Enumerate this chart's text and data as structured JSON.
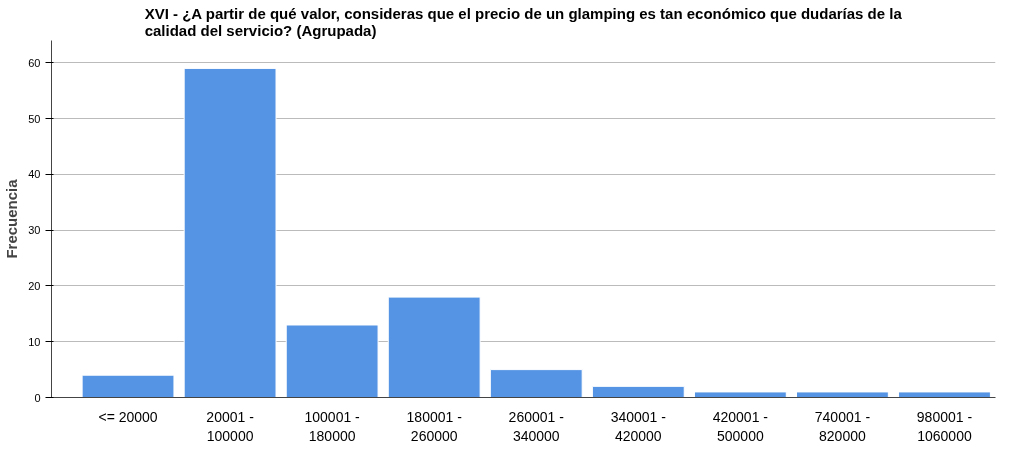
{
  "chart_data": {
    "type": "bar",
    "title": "XVI - ¿A partir de qué valor, consideras que el precio de un glamping es tan económico que dudarías de la calidad del servicio? (Agrupada)",
    "ylabel": "Frecuencia",
    "categories": [
      "<= 20000",
      "20001 -\n100000",
      "100001 -\n180000",
      "180001 -\n260000",
      "260001 -\n340000",
      "340001 -\n420000",
      "420001 -\n500000",
      "740001 -\n820000",
      "980001 -\n1060000"
    ],
    "values": [
      4,
      59,
      13,
      18,
      5,
      2,
      1,
      1,
      1
    ],
    "color": "#5594e4",
    "ylim": [
      0,
      64
    ],
    "yticks": [
      0,
      10,
      20,
      30,
      40,
      50,
      60
    ],
    "grid": "y"
  }
}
***
# Your instructions
Restate each line of the records exactly; pictures do not belong in the copy.

# Response to this task
Enumerate this chart's text and data as structured JSON.
{
  "chart_data": {
    "type": "bar",
    "title": "XVI - ¿A partir de qué valor, consideras que el precio de un glamping es tan económico que dudarías de la calidad del servicio? (Agrupada)",
    "ylabel": "Frecuencia",
    "categories": [
      "<= 20000",
      "20001 -\n100000",
      "100001 -\n180000",
      "180001 -\n260000",
      "260001 -\n340000",
      "340001 -\n420000",
      "420001 -\n500000",
      "740001 -\n820000",
      "980001 -\n1060000"
    ],
    "values": [
      4,
      59,
      13,
      18,
      5,
      2,
      1,
      1,
      1
    ],
    "color": "#5594e4",
    "ylim": [
      0,
      64
    ],
    "yticks": [
      0,
      10,
      20,
      30,
      40,
      50,
      60
    ],
    "grid": "y"
  }
}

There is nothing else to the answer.